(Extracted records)
"""

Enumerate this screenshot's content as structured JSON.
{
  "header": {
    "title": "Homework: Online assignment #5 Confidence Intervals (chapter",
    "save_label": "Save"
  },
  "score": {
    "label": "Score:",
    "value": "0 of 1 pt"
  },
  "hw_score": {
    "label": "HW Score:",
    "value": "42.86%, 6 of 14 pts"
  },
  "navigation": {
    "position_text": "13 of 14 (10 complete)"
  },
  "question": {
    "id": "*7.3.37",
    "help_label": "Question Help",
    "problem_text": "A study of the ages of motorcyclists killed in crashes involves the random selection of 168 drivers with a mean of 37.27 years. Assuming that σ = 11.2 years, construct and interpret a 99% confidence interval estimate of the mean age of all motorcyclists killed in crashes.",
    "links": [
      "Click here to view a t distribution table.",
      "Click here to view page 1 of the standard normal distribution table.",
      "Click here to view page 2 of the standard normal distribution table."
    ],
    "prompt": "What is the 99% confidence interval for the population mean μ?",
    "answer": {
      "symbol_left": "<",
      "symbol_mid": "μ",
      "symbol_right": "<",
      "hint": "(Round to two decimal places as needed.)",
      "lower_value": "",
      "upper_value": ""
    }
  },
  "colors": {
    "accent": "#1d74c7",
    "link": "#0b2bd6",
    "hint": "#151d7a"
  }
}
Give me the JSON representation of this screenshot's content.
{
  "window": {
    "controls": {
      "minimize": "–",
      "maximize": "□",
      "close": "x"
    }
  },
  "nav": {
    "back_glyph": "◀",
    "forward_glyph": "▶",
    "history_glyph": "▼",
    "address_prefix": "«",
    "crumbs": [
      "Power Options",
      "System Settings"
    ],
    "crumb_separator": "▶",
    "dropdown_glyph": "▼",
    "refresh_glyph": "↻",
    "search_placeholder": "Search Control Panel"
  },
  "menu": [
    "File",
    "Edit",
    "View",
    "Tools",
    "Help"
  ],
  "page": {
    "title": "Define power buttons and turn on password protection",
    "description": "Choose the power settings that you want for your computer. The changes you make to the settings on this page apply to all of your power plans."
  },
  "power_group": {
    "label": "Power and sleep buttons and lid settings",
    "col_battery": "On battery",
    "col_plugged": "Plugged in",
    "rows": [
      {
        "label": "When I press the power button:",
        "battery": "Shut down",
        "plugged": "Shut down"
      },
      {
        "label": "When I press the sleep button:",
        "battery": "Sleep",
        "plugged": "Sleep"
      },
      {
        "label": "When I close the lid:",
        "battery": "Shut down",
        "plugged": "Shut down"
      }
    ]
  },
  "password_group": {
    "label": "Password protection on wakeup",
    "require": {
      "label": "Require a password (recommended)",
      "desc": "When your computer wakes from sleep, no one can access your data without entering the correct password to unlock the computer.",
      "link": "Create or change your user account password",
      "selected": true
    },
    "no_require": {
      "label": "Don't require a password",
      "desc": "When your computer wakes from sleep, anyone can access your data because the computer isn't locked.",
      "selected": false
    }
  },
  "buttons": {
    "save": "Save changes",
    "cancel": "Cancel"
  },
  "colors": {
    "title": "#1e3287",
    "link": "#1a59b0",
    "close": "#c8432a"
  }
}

"""

Return each line where "screenshot" shows up.

REPLY:
Enumerate this screenshot's content as structured JSON.
Give me the JSON representation of this screenshot's content.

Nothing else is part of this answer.